DO THIS
Restate each line word for word. Leave out every picture.

Stored data:
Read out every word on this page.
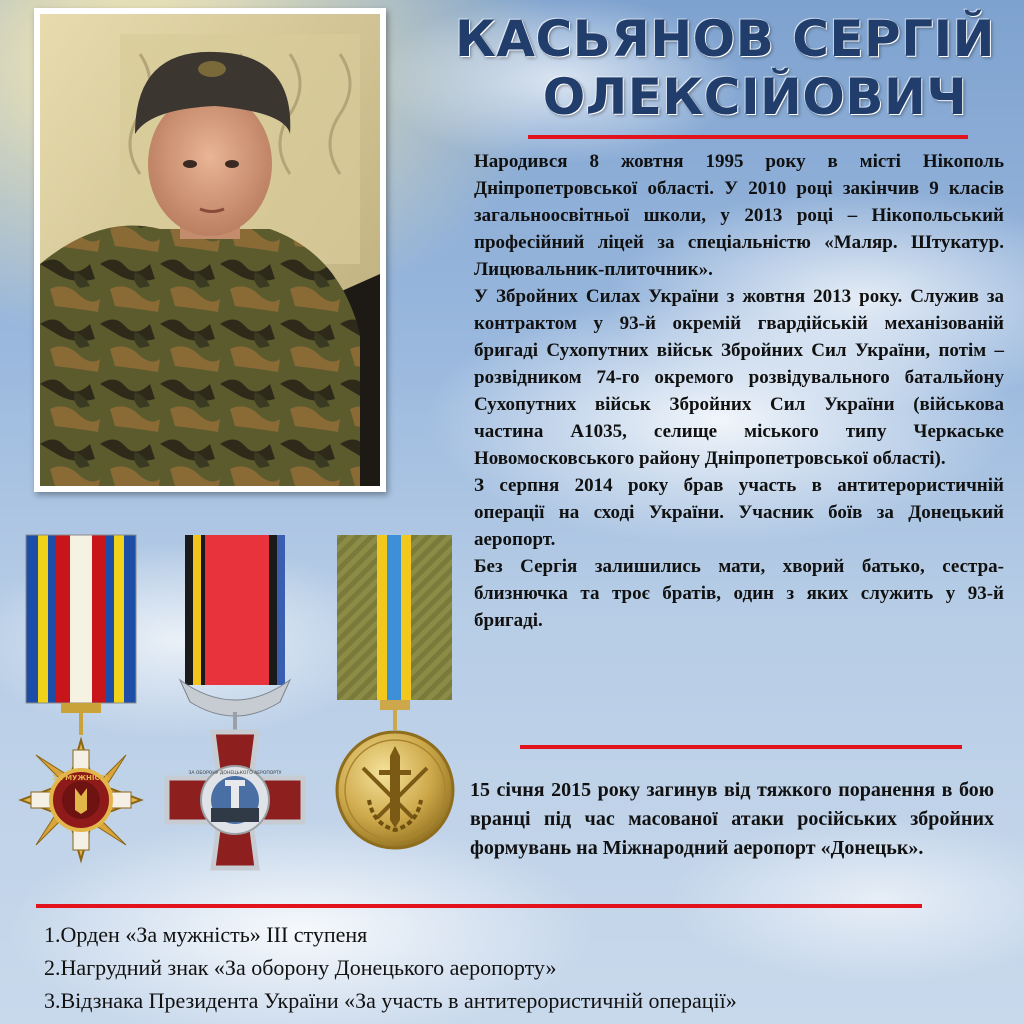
КАСЬЯНОВ СЕРГІЙ
ОЛЕКСІЙОВИЧ

Народився 8 жовтня 1995 року в місті Нікополь Дніпропетровської області. У 2010 році закінчив 9 класів загальноосвітньої школи, у 2013 році – Нікопольський професійний ліцей за спеціальністю «Маляр. Штукатур. Лицювальник-плиточник».

У Збройних Силах України з жовтня 2013 року. Служив за контрактом у 93-й окремій гвардійській механізованій бригаді Сухопутних військ Збройних Сил України, потім – розвідником 74-го окремого розвідувального батальйону Сухопутних військ Збройних Сил України (військова частина А1035, селище міського типу Черкаське Новомосковського району Дніпропетровської області).

З серпня 2014 року брав участь в антитерористичній операції на сході України. Учасник боїв за Донецький аеропорт.

Без Сергія залишились мати, хворий батько, сестра-близнючка та троє братів, один з яких служить у 93-й бригаді.

15 січня 2015 року загинув від тяжкого поранення в бою вранці під час масованої атаки російських збройних формувань на Міжнародний аеропорт «Донецьк».
ЗА МУЖНІСТЬ
ЗА ОБОРОНУ ДОНЕЦЬКОГО АЕРОПОРТУ
1.Орден «За мужність» ІІІ ступеня
2.Нагрудний знак «За оборону Донецького аеропорту»
3.Відзнака Президента України «За участь в антитерористичній операції»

RESULT OF THE TASK
Read out every word on this page.
КАСЬЯНОВ СЕРГІЙ
ОЛЕКСІЙОВИЧ

Народився 8 жовтня 1995 року в місті Нікополь Дніпропетровської області. У 2010 році закінчив 9 класів загальноосвітньої школи, у 2013 році – Нікопольський професійний ліцей за спеціальністю «Маляр. Штукатур. Лицювальник-плиточник».

У Збройних Силах України з жовтня 2013 року. Служив за контрактом у 93-й окремій гвардійській механізованій бригаді Сухопутних військ Збройних Сил України, потім – розвідником 74-го окремого розвідувального батальйону Сухопутних військ Збройних Сил України (військова частина А1035, селище міського типу Черкаське Новомосковського району Дніпропетровської області).

З серпня 2014 року брав участь в антитерористичній операції на сході України. Учасник боїв за Донецький аеропорт.

Без Сергія залишились мати, хворий батько, сестра-близнючка та троє братів, один з яких служить у 93-й бригаді.

15 січня 2015 року загинув від тяжкого поранення в бою вранці під час масованої атаки російських збройних формувань на Міжнародний аеропорт «Донецьк».
ЗА МУЖНІСТЬ
ЗА ОБОРОНУ ДОНЕЦЬКОГО АЕРОПОРТУ
1.Орден «За мужність» ІІІ ступеня
2.Нагрудний знак «За оборону Донецького аеропорту»
3.Відзнака Президента України «За участь в антитерористичній операції»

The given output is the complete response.